What is needed
Copy all the material below, exactly as it stands.

(Excerpt from a dataset)
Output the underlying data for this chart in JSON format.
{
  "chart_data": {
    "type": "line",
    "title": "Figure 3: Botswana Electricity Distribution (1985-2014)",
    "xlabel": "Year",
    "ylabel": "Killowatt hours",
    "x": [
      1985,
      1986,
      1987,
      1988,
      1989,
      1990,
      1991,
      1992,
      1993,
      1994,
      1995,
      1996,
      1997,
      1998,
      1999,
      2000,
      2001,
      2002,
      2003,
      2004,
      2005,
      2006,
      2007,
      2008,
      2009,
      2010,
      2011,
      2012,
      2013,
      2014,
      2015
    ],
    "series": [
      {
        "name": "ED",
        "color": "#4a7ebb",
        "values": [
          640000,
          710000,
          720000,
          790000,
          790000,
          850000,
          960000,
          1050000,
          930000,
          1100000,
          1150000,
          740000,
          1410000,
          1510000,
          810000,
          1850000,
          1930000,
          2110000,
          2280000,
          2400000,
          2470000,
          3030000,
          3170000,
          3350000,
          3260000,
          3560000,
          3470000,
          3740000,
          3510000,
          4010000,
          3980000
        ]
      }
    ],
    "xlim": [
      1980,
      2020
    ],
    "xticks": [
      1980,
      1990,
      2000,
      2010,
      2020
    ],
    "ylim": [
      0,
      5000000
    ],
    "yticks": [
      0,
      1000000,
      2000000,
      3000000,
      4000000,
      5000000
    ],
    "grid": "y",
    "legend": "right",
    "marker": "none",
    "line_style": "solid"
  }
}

Reply
Output the underlying data for this chart in JSON format.
{
  "chart_data": {
    "type": "line",
    "title": "Figure 3: Botswana Electricity Distribution (1985-2014)",
    "xlabel": "Year",
    "ylabel": "Killowatt hours",
    "x": [
      1985,
      1986,
      1987,
      1988,
      1989,
      1990,
      1991,
      1992,
      1993,
      1994,
      1995,
      1996,
      1997,
      1998,
      1999,
      2000,
      2001,
      2002,
      2003,
      2004,
      2005,
      2006,
      2007,
      2008,
      2009,
      2010,
      2011,
      2012,
      2013,
      2014,
      2015
    ],
    "series": [
      {
        "name": "ED",
        "color": "#4a7ebb",
        "values": [
          640000,
          710000,
          720000,
          790000,
          790000,
          850000,
          960000,
          1050000,
          930000,
          1100000,
          1150000,
          740000,
          1410000,
          1510000,
          810000,
          1850000,
          1930000,
          2110000,
          2280000,
          2400000,
          2470000,
          3030000,
          3170000,
          3350000,
          3260000,
          3560000,
          3470000,
          3740000,
          3510000,
          4010000,
          3980000
        ]
      }
    ],
    "xlim": [
      1980,
      2020
    ],
    "xticks": [
      1980,
      1990,
      2000,
      2010,
      2020
    ],
    "ylim": [
      0,
      5000000
    ],
    "yticks": [
      0,
      1000000,
      2000000,
      3000000,
      4000000,
      5000000
    ],
    "grid": "y",
    "legend": "right",
    "marker": "none",
    "line_style": "solid"
  }
}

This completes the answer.